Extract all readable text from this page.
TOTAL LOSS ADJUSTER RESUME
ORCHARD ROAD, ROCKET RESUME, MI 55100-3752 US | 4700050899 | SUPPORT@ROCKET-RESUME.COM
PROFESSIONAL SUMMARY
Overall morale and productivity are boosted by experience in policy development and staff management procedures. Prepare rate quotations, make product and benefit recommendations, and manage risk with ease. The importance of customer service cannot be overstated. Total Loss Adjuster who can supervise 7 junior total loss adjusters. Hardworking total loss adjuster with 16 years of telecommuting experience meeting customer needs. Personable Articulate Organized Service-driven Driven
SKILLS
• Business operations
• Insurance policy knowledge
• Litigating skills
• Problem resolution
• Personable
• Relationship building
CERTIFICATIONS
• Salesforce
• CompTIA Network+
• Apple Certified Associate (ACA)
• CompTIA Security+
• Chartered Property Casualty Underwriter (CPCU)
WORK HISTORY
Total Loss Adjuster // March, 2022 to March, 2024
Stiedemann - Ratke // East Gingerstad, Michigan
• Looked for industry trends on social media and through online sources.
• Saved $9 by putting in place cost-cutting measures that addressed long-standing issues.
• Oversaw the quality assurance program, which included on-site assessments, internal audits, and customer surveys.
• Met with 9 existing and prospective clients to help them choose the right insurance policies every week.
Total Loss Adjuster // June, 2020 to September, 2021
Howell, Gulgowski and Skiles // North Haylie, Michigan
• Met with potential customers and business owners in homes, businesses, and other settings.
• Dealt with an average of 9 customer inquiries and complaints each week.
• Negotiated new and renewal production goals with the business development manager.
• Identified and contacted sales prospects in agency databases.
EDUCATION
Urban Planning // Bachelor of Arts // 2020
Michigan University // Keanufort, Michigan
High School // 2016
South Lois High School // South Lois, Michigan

Requirements -
Please quote the records above exactly, without skipping a line.

Complete response -
Extract all readable text from this page.
TOTAL LOSS ADJUSTER RESUME
ORCHARD ROAD, ROCKET RESUME, MI 55100-3752 US | 4700050899 | SUPPORT@ROCKET-RESUME.COM
PROFESSIONAL SUMMARY
Overall morale and productivity are boosted by experience in policy development and staff management procedures. Prepare rate quotations, make product and benefit recommendations, and manage risk with ease. The importance of customer service cannot be overstated. Total Loss Adjuster who can supervise 7 junior total loss adjusters. Hardworking total loss adjuster with 16 years of telecommuting experience meeting customer needs. Personable Articulate Organized Service-driven Driven
SKILLS
• Business operations
• Insurance policy knowledge
• Litigating skills
• Problem resolution
• Personable
• Relationship building
CERTIFICATIONS
• Salesforce
• CompTIA Network+
• Apple Certified Associate (ACA)
• CompTIA Security+
• Chartered Property Casualty Underwriter (CPCU)
WORK HISTORY
Total Loss Adjuster // March, 2022 to March, 2024
Stiedemann - Ratke // East Gingerstad, Michigan
• Looked for industry trends on social media and through online sources.
• Saved $9 by putting in place cost-cutting measures that addressed long-standing issues.
• Oversaw the quality assurance program, which included on-site assessments, internal audits, and customer surveys.
• Met with 9 existing and prospective clients to help them choose the right insurance policies every week.
Total Loss Adjuster // June, 2020 to September, 2021
Howell, Gulgowski and Skiles // North Haylie, Michigan
• Met with potential customers and business owners in homes, businesses, and other settings.
• Dealt with an average of 9 customer inquiries and complaints each week.
• Negotiated new and renewal production goals with the business development manager.
• Identified and contacted sales prospects in agency databases.
EDUCATION
Urban Planning // Bachelor of Arts // 2020
Michigan University // Keanufort, Michigan
High School // 2016
South Lois High School // South Lois, Michigan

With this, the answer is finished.